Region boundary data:
━━━━━━━━━━

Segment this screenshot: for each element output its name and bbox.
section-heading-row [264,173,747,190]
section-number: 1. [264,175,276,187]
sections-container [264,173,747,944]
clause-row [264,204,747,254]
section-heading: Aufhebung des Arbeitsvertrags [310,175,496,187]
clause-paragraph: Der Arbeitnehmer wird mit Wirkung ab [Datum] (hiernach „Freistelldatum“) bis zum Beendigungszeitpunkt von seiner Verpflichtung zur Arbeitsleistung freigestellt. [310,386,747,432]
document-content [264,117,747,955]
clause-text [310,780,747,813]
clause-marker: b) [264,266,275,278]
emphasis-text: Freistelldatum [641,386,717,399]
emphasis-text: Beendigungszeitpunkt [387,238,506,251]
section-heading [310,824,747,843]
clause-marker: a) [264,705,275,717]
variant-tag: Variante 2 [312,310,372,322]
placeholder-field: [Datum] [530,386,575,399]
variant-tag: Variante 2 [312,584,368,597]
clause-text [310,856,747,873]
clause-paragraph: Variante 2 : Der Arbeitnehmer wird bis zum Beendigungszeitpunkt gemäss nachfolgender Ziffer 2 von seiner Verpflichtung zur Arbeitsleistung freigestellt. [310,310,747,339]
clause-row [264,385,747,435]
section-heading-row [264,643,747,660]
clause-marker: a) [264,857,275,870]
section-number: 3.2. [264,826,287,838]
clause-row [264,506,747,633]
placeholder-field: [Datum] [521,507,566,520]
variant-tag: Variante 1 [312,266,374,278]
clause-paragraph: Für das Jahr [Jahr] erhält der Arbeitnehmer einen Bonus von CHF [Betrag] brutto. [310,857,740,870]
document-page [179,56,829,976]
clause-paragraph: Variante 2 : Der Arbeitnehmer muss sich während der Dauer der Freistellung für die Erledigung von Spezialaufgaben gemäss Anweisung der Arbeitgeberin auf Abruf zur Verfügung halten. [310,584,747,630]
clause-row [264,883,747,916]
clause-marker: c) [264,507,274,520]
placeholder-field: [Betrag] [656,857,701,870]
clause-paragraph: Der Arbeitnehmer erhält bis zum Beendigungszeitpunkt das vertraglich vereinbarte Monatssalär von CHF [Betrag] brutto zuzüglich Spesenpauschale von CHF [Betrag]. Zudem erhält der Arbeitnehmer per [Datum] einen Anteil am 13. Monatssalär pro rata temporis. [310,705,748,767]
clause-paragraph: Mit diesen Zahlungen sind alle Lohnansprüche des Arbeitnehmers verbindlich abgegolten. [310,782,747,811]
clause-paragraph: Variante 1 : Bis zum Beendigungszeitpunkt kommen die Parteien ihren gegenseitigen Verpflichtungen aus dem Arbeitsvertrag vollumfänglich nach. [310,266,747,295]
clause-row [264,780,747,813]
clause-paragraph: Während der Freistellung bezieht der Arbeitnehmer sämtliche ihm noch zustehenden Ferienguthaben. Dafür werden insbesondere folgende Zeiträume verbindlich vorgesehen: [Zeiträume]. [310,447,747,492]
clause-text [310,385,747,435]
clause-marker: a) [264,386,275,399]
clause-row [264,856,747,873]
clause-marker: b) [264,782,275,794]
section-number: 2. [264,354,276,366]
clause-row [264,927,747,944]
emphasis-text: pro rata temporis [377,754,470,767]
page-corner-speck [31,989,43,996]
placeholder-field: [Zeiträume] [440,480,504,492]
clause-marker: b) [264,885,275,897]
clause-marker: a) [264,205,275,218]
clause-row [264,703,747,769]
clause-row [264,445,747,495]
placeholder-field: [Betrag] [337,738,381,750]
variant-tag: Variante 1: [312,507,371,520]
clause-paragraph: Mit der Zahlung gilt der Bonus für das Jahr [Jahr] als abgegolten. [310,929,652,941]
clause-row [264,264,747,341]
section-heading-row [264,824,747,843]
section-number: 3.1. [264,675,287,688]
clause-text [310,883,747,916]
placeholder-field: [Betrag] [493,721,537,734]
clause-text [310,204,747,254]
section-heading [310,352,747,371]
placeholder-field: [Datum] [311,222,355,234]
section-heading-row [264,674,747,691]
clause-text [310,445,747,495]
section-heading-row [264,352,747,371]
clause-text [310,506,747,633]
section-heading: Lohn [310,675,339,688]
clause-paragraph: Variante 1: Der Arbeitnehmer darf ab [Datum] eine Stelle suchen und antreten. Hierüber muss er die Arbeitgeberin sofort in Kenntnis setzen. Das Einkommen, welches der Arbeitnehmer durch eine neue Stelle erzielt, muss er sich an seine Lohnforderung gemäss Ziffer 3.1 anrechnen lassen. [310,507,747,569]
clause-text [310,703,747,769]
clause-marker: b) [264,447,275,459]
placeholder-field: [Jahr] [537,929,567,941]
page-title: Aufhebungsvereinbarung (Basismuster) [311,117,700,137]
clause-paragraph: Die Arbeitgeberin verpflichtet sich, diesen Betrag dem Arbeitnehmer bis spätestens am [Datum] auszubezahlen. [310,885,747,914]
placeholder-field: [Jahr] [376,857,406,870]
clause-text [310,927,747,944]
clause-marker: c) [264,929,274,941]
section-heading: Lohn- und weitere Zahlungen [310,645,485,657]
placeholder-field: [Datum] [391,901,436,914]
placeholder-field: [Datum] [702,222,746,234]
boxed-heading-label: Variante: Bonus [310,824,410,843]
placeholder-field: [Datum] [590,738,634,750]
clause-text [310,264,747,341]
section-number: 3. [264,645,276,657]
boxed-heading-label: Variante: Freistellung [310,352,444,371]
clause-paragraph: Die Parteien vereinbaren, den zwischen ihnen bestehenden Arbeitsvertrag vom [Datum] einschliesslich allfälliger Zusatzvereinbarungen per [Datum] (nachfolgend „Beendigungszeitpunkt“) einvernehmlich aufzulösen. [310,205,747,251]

━━━━━━━━━━

■ **GIVEN REQUEST**: Copy the full listing above verbatim, line for line.

■ **RESULT**:
Segment this screenshot: for each element output its name and bbox.
section-heading-row [264,173,747,190]
section-number: 1. [264,175,276,187]
sections-container [264,173,747,944]
clause-row [264,204,747,254]
section-heading: Aufhebung des Arbeitsvertrags [310,175,496,187]
clause-paragraph: Der Arbeitnehmer wird mit Wirkung ab [Datum] (hiernach „Freistelldatum“) bis zum Beendigungszeitpunkt von seiner Verpflichtung zur Arbeitsleistung freigestellt. [310,386,747,432]
document-content [264,117,747,955]
clause-text [310,780,747,813]
clause-marker: b) [264,266,275,278]
emphasis-text: Freistelldatum [641,386,717,399]
emphasis-text: Beendigungszeitpunkt [387,238,506,251]
section-heading [310,824,747,843]
clause-marker: a) [264,705,275,717]
variant-tag: Variante 2 [312,310,372,322]
placeholder-field: [Datum] [530,386,575,399]
variant-tag: Variante 2 [312,584,368,597]
clause-text [310,856,747,873]
clause-paragraph: Variante 2 : Der Arbeitnehmer wird bis zum Beendigungszeitpunkt gemäss nachfolgender Ziffer 2 von seiner Verpflichtung zur Arbeitsleistung freigestellt. [310,310,747,339]
clause-row [264,385,747,435]
section-heading-row [264,643,747,660]
clause-marker: a) [264,857,275,870]
section-number: 3.2. [264,826,287,838]
clause-row [264,506,747,633]
placeholder-field: [Datum] [521,507,566,520]
variant-tag: Variante 1 [312,266,374,278]
clause-paragraph: Für das Jahr [Jahr] erhält der Arbeitnehmer einen Bonus von CHF [Betrag] brutto. [310,857,740,870]
document-page [179,56,829,976]
clause-paragraph: Variante 2 : Der Arbeitnehmer muss sich während der Dauer der Freistellung für die Erledigung von Spezialaufgaben gemäss Anweisung der Arbeitgeberin auf Abruf zur Verfügung halten. [310,584,747,630]
clause-row [264,883,747,916]
clause-marker: c) [264,507,274,520]
placeholder-field: [Betrag] [656,857,701,870]
clause-paragraph: Der Arbeitnehmer erhält bis zum Beendigungszeitpunkt das vertraglich vereinbarte Monatssalär von CHF [Betrag] brutto zuzüglich Spesenpauschale von CHF [Betrag]. Zudem erhält der Arbeitnehmer per [Datum] einen Anteil am 13. Monatssalär pro rata temporis. [310,705,748,767]
clause-paragraph: Mit diesen Zahlungen sind alle Lohnansprüche des Arbeitnehmers verbindlich abgegolten. [310,782,747,811]
clause-paragraph: Variante 1 : Bis zum Beendigungszeitpunkt kommen die Parteien ihren gegenseitigen Verpflichtungen aus dem Arbeitsvertrag vollumfänglich nach. [310,266,747,295]
clause-row [264,780,747,813]
clause-paragraph: Während der Freistellung bezieht der Arbeitnehmer sämtliche ihm noch zustehenden Ferienguthaben. Dafür werden insbesondere folgende Zeiträume verbindlich vorgesehen: [Zeiträume]. [310,447,747,492]
clause-text [310,385,747,435]
clause-marker: a) [264,386,275,399]
clause-row [264,856,747,873]
clause-marker: b) [264,782,275,794]
section-number: 2. [264,354,276,366]
clause-row [264,927,747,944]
emphasis-text: pro rata temporis [377,754,470,767]
page-corner-speck [31,989,43,996]
placeholder-field: [Zeiträume] [440,480,504,492]
clause-marker: b) [264,885,275,897]
clause-marker: a) [264,205,275,218]
clause-row [264,703,747,769]
clause-row [264,445,747,495]
placeholder-field: [Betrag] [337,738,381,750]
variant-tag: Variante 1: [312,507,371,520]
clause-paragraph: Mit der Zahlung gilt der Bonus für das Jahr [Jahr] als abgegolten. [310,929,652,941]
clause-row [264,264,747,341]
section-heading-row [264,824,747,843]
section-number: 3.1. [264,675,287,688]
clause-text [310,883,747,916]
placeholder-field: [Betrag] [493,721,537,734]
clause-text [310,204,747,254]
section-heading [310,352,747,371]
placeholder-field: [Datum] [311,222,355,234]
section-heading-row [264,674,747,691]
clause-text [310,445,747,495]
section-heading-row [264,352,747,371]
clause-text [310,506,747,633]
section-heading: Lohn [310,675,339,688]
clause-paragraph: Variante 1: Der Arbeitnehmer darf ab [Datum] eine Stelle suchen und antreten. Hierüber muss er die Arbeitgeberin sofort in Kenntnis setzen. Das Einkommen, welches der Arbeitnehmer durch eine neue Stelle erzielt, muss er sich an seine Lohnforderung gemäss Ziffer 3.1 anrechnen lassen. [310,507,747,569]
clause-text [310,703,747,769]
clause-marker: b) [264,447,275,459]
placeholder-field: [Jahr] [537,929,567,941]
page-title: Aufhebungsvereinbarung (Basismuster) [311,117,700,137]
clause-paragraph: Die Arbeitgeberin verpflichtet sich, diesen Betrag dem Arbeitnehmer bis spätestens am [Datum] auszubezahlen. [310,885,747,914]
placeholder-field: [Jahr] [376,857,406,870]
clause-text [310,927,747,944]
clause-marker: c) [264,929,274,941]
section-heading: Lohn- und weitere Zahlungen [310,645,485,657]
placeholder-field: [Datum] [391,901,436,914]
placeholder-field: [Datum] [702,222,746,234]
boxed-heading-label: Variante: Bonus [310,824,410,843]
placeholder-field: [Datum] [590,738,634,750]
clause-text [310,264,747,341]
section-number: 3. [264,645,276,657]
boxed-heading-label: Variante: Freistellung [310,352,444,371]
clause-paragraph: Die Parteien vereinbaren, den zwischen ihnen bestehenden Arbeitsvertrag vom [Datum] einschliesslich allfälliger Zusatzvereinbarungen per [Datum] (nachfolgend „Beendigungszeitpunkt“) einvernehmlich aufzulösen. [310,205,747,251]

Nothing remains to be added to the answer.